== What this task involves ==
Pull each line holding "Portfolio" out of the entries below.

== Records supplied ==
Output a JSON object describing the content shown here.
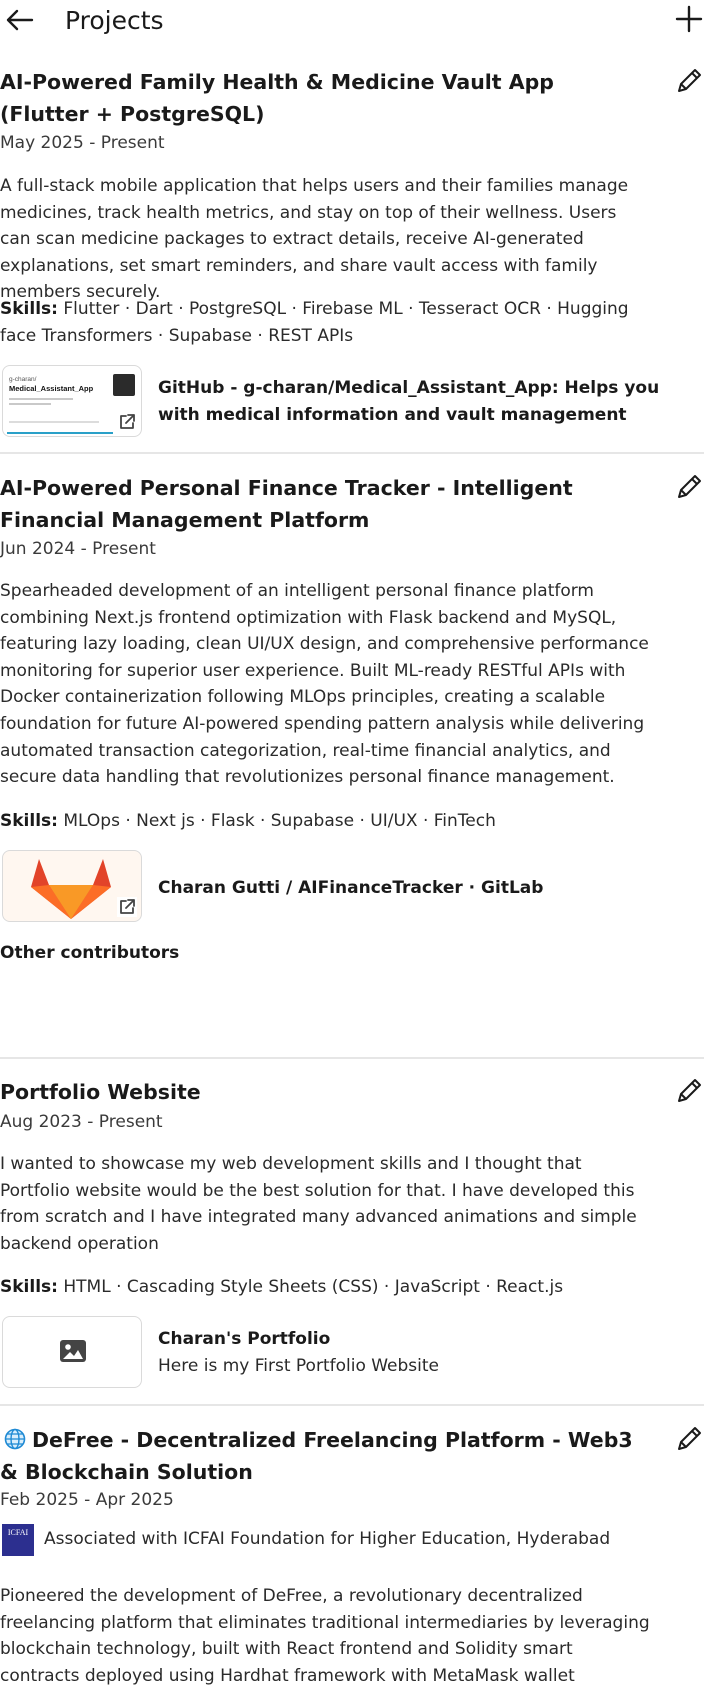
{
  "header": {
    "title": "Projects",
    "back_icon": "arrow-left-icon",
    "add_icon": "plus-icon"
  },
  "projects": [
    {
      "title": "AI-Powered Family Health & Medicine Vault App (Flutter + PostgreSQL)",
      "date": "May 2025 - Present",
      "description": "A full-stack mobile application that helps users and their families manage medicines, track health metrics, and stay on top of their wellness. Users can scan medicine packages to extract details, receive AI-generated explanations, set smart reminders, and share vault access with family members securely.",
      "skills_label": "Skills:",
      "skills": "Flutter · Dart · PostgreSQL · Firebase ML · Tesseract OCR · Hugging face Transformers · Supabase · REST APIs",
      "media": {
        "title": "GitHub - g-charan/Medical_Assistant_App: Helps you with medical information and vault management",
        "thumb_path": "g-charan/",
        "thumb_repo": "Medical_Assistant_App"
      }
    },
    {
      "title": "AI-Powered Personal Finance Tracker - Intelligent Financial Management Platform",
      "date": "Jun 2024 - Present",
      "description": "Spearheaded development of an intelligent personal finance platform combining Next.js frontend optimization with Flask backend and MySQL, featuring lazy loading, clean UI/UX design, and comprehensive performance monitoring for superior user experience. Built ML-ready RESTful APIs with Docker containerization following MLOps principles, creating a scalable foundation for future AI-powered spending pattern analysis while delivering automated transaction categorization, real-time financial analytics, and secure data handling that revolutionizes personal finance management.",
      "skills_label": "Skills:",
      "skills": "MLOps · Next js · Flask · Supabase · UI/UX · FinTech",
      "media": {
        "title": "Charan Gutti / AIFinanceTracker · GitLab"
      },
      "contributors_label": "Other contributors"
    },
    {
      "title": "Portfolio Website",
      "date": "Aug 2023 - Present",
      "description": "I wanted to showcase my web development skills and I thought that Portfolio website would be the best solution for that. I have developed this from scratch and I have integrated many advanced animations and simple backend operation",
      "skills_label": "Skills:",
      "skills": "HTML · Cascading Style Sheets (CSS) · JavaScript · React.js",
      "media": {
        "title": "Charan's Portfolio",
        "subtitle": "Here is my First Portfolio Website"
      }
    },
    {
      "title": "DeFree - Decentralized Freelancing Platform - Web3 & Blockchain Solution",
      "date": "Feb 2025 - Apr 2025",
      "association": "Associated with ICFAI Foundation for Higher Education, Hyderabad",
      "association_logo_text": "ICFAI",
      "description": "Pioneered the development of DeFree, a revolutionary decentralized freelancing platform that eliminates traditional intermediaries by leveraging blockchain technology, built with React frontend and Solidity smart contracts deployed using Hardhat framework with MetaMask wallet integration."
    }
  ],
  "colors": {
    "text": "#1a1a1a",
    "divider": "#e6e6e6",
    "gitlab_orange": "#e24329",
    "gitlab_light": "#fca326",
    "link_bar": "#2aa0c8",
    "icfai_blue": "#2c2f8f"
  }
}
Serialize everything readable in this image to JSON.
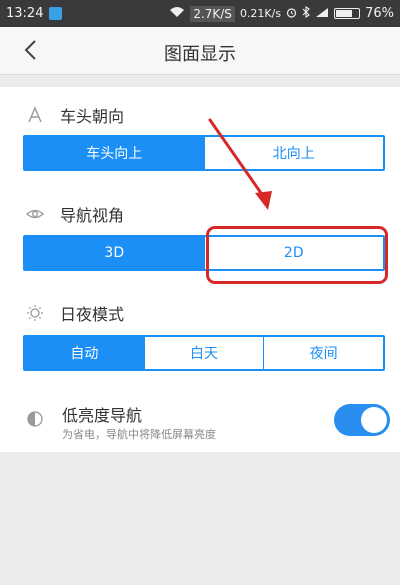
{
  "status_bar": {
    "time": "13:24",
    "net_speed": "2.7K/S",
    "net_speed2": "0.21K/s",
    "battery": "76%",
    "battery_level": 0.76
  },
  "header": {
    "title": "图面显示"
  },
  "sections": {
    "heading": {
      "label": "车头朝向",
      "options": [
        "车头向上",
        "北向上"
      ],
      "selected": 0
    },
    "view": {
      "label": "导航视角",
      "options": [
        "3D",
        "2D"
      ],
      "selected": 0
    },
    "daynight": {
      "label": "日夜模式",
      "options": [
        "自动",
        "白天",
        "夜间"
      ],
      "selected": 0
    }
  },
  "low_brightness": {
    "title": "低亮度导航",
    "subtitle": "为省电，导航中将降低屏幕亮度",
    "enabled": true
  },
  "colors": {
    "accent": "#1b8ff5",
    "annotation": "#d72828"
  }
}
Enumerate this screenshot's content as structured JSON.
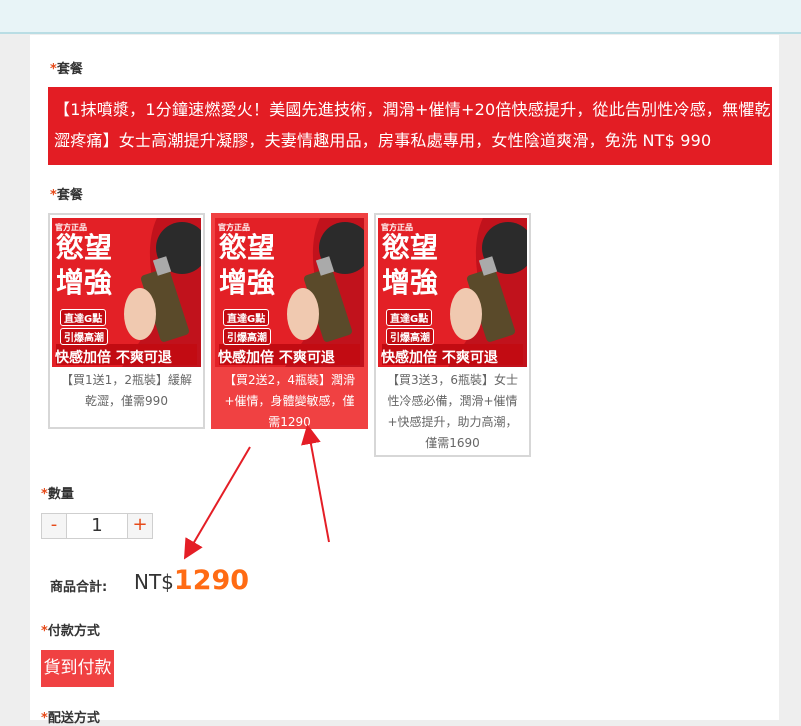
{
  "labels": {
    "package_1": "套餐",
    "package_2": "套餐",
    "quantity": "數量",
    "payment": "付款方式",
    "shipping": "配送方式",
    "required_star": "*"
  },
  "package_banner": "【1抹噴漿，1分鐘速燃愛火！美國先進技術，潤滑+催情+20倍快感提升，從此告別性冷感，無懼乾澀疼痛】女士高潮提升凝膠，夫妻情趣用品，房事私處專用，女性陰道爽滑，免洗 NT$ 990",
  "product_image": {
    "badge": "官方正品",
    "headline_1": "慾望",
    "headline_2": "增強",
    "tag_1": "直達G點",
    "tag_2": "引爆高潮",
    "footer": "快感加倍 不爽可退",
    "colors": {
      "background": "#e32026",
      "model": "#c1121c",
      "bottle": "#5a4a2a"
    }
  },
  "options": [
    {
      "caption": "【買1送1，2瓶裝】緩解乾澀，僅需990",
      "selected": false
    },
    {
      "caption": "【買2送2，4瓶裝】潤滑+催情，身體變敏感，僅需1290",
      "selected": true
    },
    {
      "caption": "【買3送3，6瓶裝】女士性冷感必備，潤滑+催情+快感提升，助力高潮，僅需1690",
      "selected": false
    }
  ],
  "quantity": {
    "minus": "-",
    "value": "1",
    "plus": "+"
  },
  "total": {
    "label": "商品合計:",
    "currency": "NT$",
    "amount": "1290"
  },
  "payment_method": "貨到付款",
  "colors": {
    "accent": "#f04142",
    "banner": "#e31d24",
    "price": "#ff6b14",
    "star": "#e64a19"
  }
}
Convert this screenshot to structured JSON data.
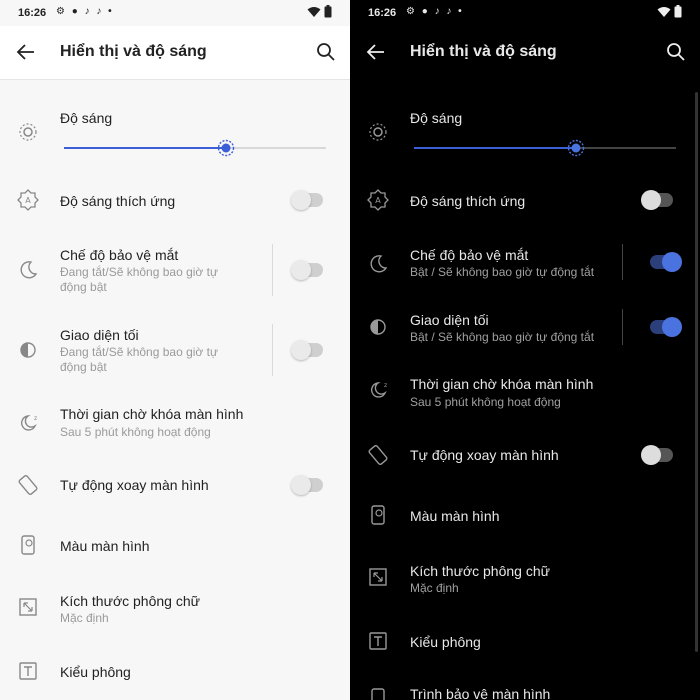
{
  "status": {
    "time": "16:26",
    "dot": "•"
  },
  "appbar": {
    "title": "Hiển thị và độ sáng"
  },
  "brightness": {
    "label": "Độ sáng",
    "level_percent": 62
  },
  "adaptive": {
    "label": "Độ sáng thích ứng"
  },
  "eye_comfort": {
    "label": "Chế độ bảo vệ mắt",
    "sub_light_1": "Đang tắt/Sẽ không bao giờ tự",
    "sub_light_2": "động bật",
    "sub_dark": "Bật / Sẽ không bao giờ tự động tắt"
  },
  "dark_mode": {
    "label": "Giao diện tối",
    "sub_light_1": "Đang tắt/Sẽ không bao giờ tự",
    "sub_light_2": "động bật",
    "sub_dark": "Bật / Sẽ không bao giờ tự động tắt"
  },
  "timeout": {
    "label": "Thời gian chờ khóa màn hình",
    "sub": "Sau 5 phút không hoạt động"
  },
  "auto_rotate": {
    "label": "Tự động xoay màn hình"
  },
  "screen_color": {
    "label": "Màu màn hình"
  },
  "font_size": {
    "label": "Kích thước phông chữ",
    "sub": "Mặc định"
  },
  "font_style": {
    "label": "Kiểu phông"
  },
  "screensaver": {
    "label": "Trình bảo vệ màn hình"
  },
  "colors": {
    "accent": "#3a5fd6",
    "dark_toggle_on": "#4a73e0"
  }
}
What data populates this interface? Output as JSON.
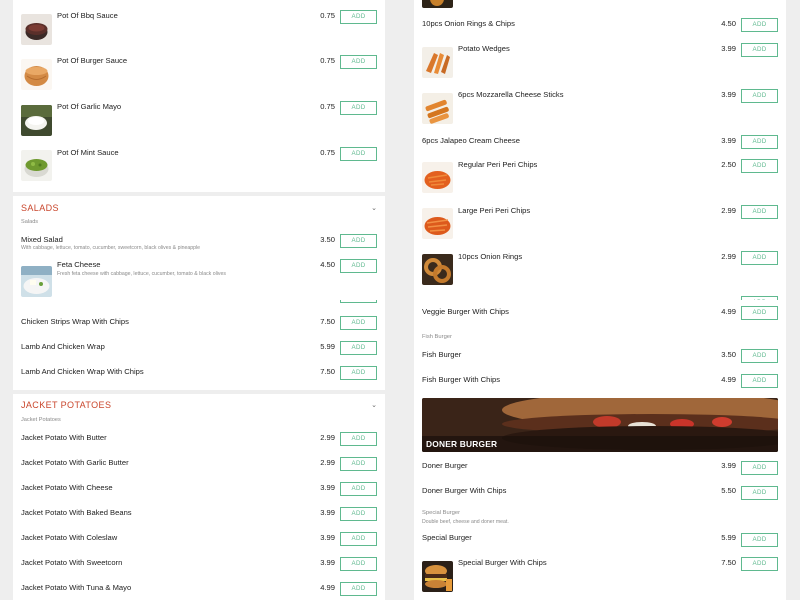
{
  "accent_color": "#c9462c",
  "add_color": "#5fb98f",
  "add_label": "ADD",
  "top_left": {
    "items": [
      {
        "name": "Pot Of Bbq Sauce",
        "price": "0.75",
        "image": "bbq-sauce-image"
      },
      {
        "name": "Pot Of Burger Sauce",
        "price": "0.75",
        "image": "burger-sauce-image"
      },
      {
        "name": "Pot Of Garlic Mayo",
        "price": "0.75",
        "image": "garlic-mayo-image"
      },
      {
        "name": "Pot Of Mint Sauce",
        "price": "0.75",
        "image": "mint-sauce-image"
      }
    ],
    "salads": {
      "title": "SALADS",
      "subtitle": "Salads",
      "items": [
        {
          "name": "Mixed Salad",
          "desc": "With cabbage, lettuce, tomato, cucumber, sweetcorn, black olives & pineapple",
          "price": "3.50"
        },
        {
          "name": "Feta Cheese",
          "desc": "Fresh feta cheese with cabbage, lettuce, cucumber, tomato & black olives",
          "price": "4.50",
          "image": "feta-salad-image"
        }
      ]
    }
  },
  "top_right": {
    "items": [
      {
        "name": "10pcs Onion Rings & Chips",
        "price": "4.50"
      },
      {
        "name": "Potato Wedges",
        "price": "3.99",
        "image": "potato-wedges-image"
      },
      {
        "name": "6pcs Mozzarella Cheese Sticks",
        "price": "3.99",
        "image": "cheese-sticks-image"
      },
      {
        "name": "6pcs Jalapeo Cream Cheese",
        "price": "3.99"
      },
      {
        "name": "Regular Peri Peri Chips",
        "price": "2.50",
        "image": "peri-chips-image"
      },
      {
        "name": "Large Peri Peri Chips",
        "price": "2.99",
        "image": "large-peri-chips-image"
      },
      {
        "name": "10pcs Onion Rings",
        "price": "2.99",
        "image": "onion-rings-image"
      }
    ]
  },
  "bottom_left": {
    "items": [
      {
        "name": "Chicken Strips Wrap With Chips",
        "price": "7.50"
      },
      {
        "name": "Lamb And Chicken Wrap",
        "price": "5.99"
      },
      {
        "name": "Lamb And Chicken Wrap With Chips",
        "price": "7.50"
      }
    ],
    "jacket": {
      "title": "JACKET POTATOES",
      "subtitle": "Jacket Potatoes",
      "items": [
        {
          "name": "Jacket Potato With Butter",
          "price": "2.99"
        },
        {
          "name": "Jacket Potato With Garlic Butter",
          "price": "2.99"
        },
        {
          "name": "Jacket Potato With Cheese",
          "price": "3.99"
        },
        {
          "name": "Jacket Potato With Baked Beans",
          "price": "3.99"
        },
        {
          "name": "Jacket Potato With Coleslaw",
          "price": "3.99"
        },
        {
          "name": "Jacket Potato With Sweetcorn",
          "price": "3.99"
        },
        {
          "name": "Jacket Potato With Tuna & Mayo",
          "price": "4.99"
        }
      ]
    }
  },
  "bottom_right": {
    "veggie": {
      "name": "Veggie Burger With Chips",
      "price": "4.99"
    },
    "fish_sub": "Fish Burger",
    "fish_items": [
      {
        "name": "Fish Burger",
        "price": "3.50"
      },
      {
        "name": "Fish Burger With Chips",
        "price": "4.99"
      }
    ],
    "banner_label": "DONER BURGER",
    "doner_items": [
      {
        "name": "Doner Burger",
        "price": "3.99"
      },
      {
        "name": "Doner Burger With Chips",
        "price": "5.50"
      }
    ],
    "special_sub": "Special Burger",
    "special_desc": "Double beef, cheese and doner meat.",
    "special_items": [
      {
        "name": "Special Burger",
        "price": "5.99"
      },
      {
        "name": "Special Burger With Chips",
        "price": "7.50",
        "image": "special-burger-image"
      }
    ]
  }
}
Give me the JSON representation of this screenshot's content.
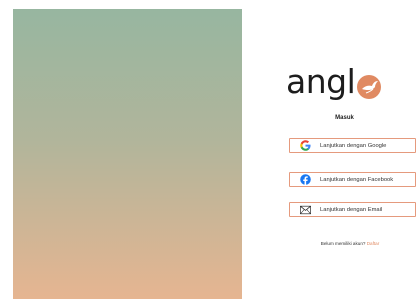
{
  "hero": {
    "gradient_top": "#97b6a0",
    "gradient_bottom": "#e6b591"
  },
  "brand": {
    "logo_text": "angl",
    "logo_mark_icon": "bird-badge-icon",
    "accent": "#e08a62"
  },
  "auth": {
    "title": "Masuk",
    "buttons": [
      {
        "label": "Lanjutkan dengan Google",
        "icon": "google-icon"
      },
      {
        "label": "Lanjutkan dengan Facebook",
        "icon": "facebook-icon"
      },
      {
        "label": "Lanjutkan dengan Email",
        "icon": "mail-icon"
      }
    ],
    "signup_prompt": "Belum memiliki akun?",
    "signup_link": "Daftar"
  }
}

== Result of this task ==
      "title": "Portfolio Website",
      "description": "I wanted to showcase my web development skills and I thought that Portfolio website would be the best solution for that. I have developed this from scratch and I have integrated many advanced animations and simple backend operation",
        "title": "Charan's Portfolio",
        "subtitle": "Here is my First Portfolio Website"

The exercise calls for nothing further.